### OBJECTIVE
Output the entries from the line with "sidebar-item-label: Домены: [88, 662, 170, 685]" to the line with "pause-columns-icon[interactable]: [1257, 674, 1287, 704]", both included, as a numbered list with blank lines left out.

— start —

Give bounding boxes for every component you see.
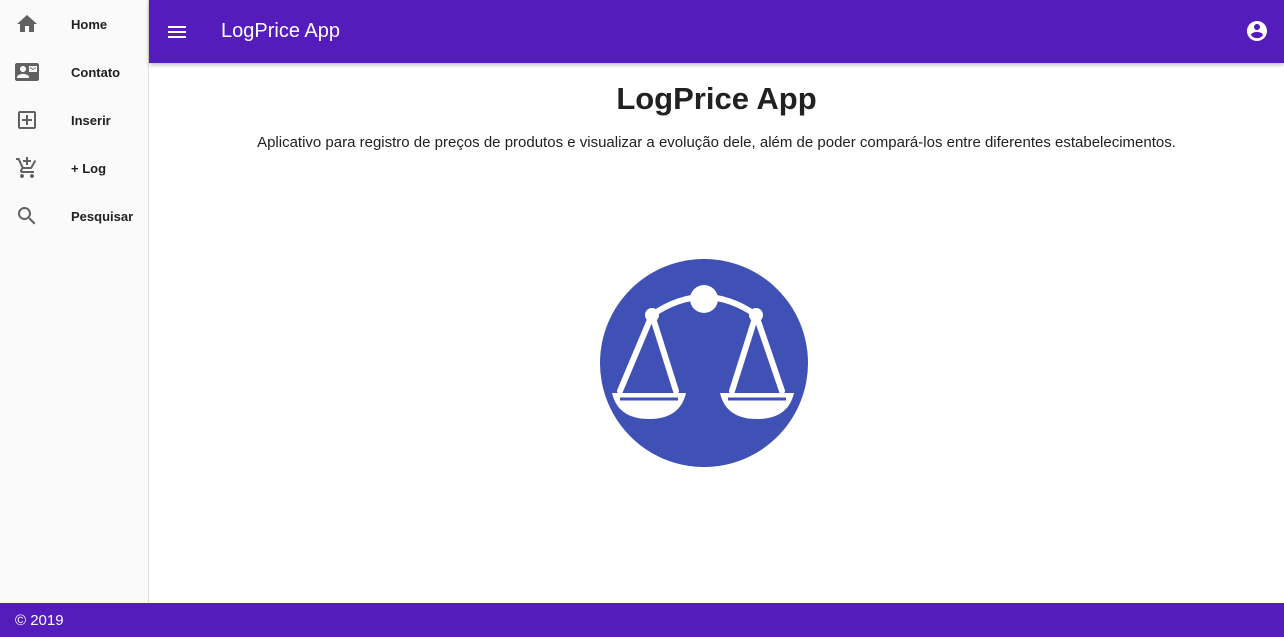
sidebar-item-home[interactable]: Home: [0, 0, 148, 48]
add-box-icon: [15, 108, 39, 132]
footer: © 2019: [0, 603, 1284, 637]
search-icon: [15, 204, 39, 228]
sidebar-item-label: Contato: [71, 64, 121, 80]
sidebar-item-inserir[interactable]: Inserir: [0, 96, 148, 144]
add-shopping-cart-icon: [15, 156, 39, 180]
page-description: Aplicativo para registro de preços de pr…: [257, 134, 1176, 151]
sidebar-item-log[interactable]: + Log: [0, 144, 148, 192]
sidebar: Home Contato Inserir + Log Pesquisar: [0, 0, 149, 603]
top-app-bar: LogPrice App: [149, 0, 1284, 63]
account-circle-icon[interactable]: [1245, 19, 1269, 43]
contact-mail-icon: [15, 60, 39, 84]
menu-icon[interactable]: [165, 20, 189, 44]
sidebar-item-pesquisar[interactable]: Pesquisar: [0, 192, 148, 240]
copyright-text: © 2019: [15, 611, 64, 629]
sidebar-item-label: Pesquisar: [71, 208, 134, 224]
app-title: LogPrice App: [221, 20, 340, 42]
sidebar-item-label: Home: [71, 16, 108, 32]
sidebar-item-contato[interactable]: Contato: [0, 48, 148, 96]
home-icon: [15, 12, 39, 36]
balance-scale-icon: [600, 259, 808, 467]
sidebar-item-label: + Log: [71, 160, 107, 176]
app-root: Home Contato Inserir + Log Pesquisar Log…: [0, 0, 1284, 637]
page-title: LogPrice App: [616, 81, 817, 116]
sidebar-item-label: Inserir: [71, 112, 111, 128]
main-content: LogPrice App Aplicativo para registro de…: [149, 63, 1284, 603]
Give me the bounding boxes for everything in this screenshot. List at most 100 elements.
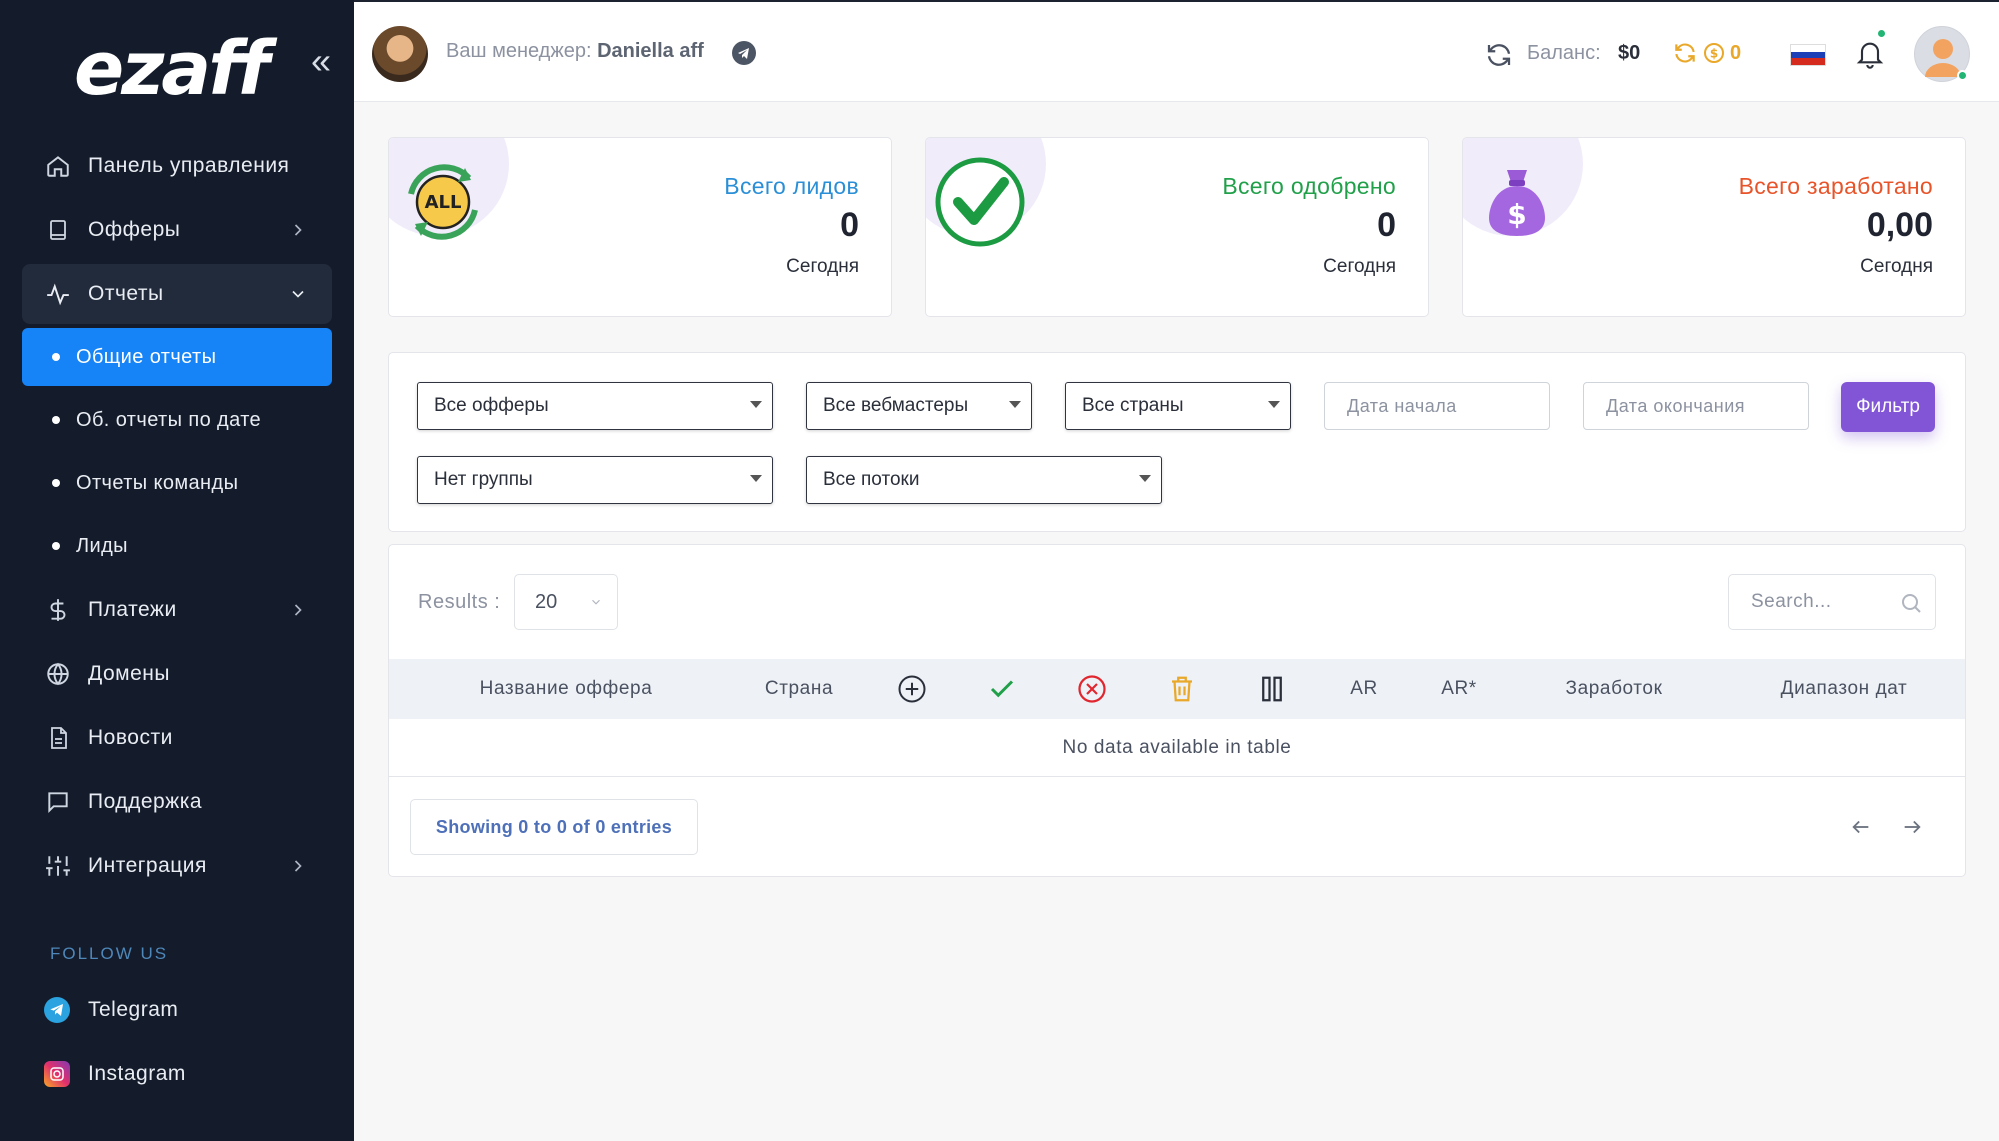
sidebar-item-label: Домены: [88, 662, 170, 685]
dropdown-arrow-icon: [1139, 475, 1151, 482]
col-country[interactable]: Страна: [739, 659, 859, 719]
dropdown-arrow-icon: [750, 401, 762, 408]
book-icon: [44, 216, 72, 244]
coin-refresh-icon: [1675, 43, 1695, 63]
table-search-input[interactable]: Search...: [1728, 574, 1936, 630]
webmasters-select[interactable]: Все вебмастеры: [806, 382, 1032, 430]
results-value: 20: [535, 591, 558, 613]
bell-icon[interactable]: [1854, 36, 1886, 70]
stat-period: Сегодня: [1860, 256, 1933, 277]
social-label: Telegram: [88, 998, 179, 1021]
sidebar-subitem-leads[interactable]: Лиды: [22, 517, 332, 575]
dropdown-arrow-icon: [1009, 401, 1021, 408]
collapse-sidebar-button[interactable]: «: [304, 43, 338, 80]
sidebar-item-label: Интеграция: [88, 854, 207, 877]
manager-name: Daniella aff: [597, 40, 704, 62]
coins-value: 0: [1730, 41, 1742, 64]
sidebar-subitem-reports-by-date[interactable]: Об. отчеты по дате: [22, 391, 332, 449]
pause-columns-icon[interactable]: [1257, 674, 1287, 704]
sidebar-subitem-label: Отчеты команды: [76, 471, 239, 494]
notification-dot: [1878, 30, 1885, 37]
chevron-down-icon: [292, 290, 304, 298]
sidebar-item-label: Отчеты: [88, 282, 164, 305]
coin-icon: $: [1704, 43, 1724, 63]
col-offer-name[interactable]: Название оффера: [441, 659, 691, 719]
all-leads-icon: ALL: [408, 164, 478, 240]
select-value: Все страны: [1082, 395, 1184, 416]
social-instagram-link[interactable]: Instagram: [44, 1054, 186, 1094]
select-value: Все офферы: [434, 395, 549, 416]
manager-prefix: Ваш менеджер:: [446, 40, 592, 62]
bullet-icon: [52, 353, 60, 361]
sidebar-subitem-label: Общие отчеты: [76, 345, 217, 368]
bullet-icon: [52, 416, 60, 424]
col-earnings[interactable]: Заработок: [1539, 659, 1689, 719]
sidebar-subitem-label: Об. отчеты по дате: [76, 408, 262, 431]
chevron-right-icon: [294, 224, 302, 236]
sidebar-item-label: Платежи: [88, 598, 177, 621]
activity-icon: [44, 280, 72, 308]
entries-info: Showing 0 to 0 of 0 entries: [410, 799, 698, 855]
sliders-icon: [44, 852, 72, 880]
topbar: Ваш менеджер: Daniella aff Баланс: $0 $ …: [354, 0, 1999, 102]
stat-period: Сегодня: [786, 256, 859, 277]
search-placeholder: Search...: [1751, 591, 1832, 612]
date-start-input[interactable]: Дата начала: [1324, 382, 1550, 430]
reports-table-panel: Results : 20 Search... Название оффера С…: [388, 544, 1966, 877]
check-icon[interactable]: [987, 674, 1017, 704]
sidebar-item-integration[interactable]: Интеграция: [22, 836, 332, 896]
trash-icon[interactable]: [1167, 674, 1197, 704]
social-telegram-link[interactable]: Telegram: [44, 990, 178, 1030]
offers-select[interactable]: Все офферы: [417, 382, 773, 430]
filter-button[interactable]: Фильтр: [1841, 382, 1935, 432]
stat-value: 0: [840, 206, 859, 244]
svg-text:$: $: [1507, 198, 1526, 231]
stat-period: Сегодня: [1323, 256, 1396, 277]
home-icon: [44, 152, 72, 180]
stat-card-total-leads: ALL Всего лидов 0 Сегодня: [388, 137, 892, 317]
stat-card-total-earned: $ Всего заработано 0,00 Сегодня: [1462, 137, 1966, 317]
stat-title: Всего заработано: [1738, 173, 1933, 199]
check-circle-icon: [935, 157, 1025, 247]
sidebar-item-support[interactable]: Поддержка: [22, 772, 332, 832]
col-ar-star[interactable]: AR*: [1419, 659, 1499, 719]
col-date-range[interactable]: Диапазон дат: [1759, 659, 1929, 719]
sidebar-item-payments[interactable]: Платежи: [22, 580, 332, 640]
coins-balance[interactable]: $ 0: [1672, 40, 1741, 66]
social-label: Instagram: [88, 1062, 186, 1085]
sidebar-item-dashboard[interactable]: Панель управления: [22, 136, 332, 196]
online-status-dot: [1957, 70, 1968, 81]
plus-circle-icon[interactable]: [897, 674, 927, 704]
sidebar-item-label: Офферы: [88, 218, 181, 241]
group-select[interactable]: Нет группы: [417, 456, 773, 504]
sidebar-item-offers[interactable]: Офферы: [22, 200, 332, 260]
arrow-left-icon[interactable]: [1850, 816, 1872, 838]
language-flag-icon[interactable]: [1790, 44, 1826, 66]
stat-title: Всего лидов: [724, 173, 859, 199]
telegram-icon[interactable]: [732, 41, 756, 65]
select-value: Все потоки: [823, 469, 920, 490]
sidebar-item-news[interactable]: Новости: [22, 708, 332, 768]
sidebar-nav: Панель управления Офферы Отчеты Общие от…: [22, 136, 332, 900]
x-circle-icon[interactable]: [1077, 674, 1107, 704]
follow-us-heading: FOLLOW US: [50, 944, 169, 963]
sidebar-subitem-general-reports[interactable]: Общие отчеты: [22, 328, 332, 386]
arrow-right-icon[interactable]: [1901, 816, 1923, 838]
globe-icon: [44, 660, 72, 688]
date-end-input[interactable]: Дата окончания: [1583, 382, 1809, 430]
streams-select[interactable]: Все потоки: [806, 456, 1162, 504]
sidebar: ezaff « Панель управления Офферы Отчеты …: [0, 0, 354, 1141]
select-value: Нет группы: [434, 469, 533, 490]
countries-select[interactable]: Все страны: [1065, 382, 1291, 430]
money-bag-icon: $: [1489, 170, 1545, 236]
stat-title: Всего одобрено: [1222, 173, 1396, 199]
stat-value: 0: [1377, 206, 1396, 244]
manager-avatar[interactable]: [372, 26, 428, 82]
col-ar[interactable]: AR: [1329, 659, 1399, 719]
results-per-page-select[interactable]: 20: [514, 574, 618, 630]
balance-value: $0: [1618, 42, 1641, 64]
refresh-icon[interactable]: [1484, 40, 1514, 70]
sidebar-subitem-team-reports[interactable]: Отчеты команды: [22, 454, 332, 512]
sidebar-item-domains[interactable]: Домены: [22, 644, 332, 704]
sidebar-item-reports[interactable]: Отчеты: [22, 264, 332, 324]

— end —

### OUTPUT OF THE TASK
1. sidebar-item-label: Домены: [88, 662, 170, 685]
2. dropdown-arrow-icon: [1139, 475, 1151, 482]
3. col-country[interactable]: Страна: [739, 659, 859, 719]
4. dropdown-arrow-icon: [750, 401, 762, 408]
5. book-icon: [44, 216, 72, 244]
6. coin-refresh-icon: [1675, 43, 1695, 63]
7. table-search-input[interactable]: Search...: [1728, 574, 1936, 630]
8. webmasters-select[interactable]: Все вебмастеры: [806, 382, 1032, 430]
9. results-value: 20: [535, 591, 558, 613]
10. bell-icon[interactable]: [1854, 36, 1886, 70]
11. stat-period: Сегодня: [1860, 256, 1933, 277]
12. social-label: Telegram: [88, 998, 179, 1021]
13. sidebar-subitem-leads[interactable]: Лиды: [22, 517, 332, 575]
14. dropdown-arrow-icon: [1009, 401, 1021, 408]
15. collapse-sidebar-button[interactable]: «: [304, 43, 338, 80]
16. sidebar-item-label: Интеграция: [88, 854, 207, 877]
17. manager-name: Daniella aff: [597, 40, 704, 62]
18. coins-value: 0: [1730, 41, 1742, 64]
19. sidebar-subitem-reports-by-date[interactable]: Об. отчеты по дате: [22, 391, 332, 449]
20. pause-columns-icon[interactable]: [1257, 674, 1287, 704]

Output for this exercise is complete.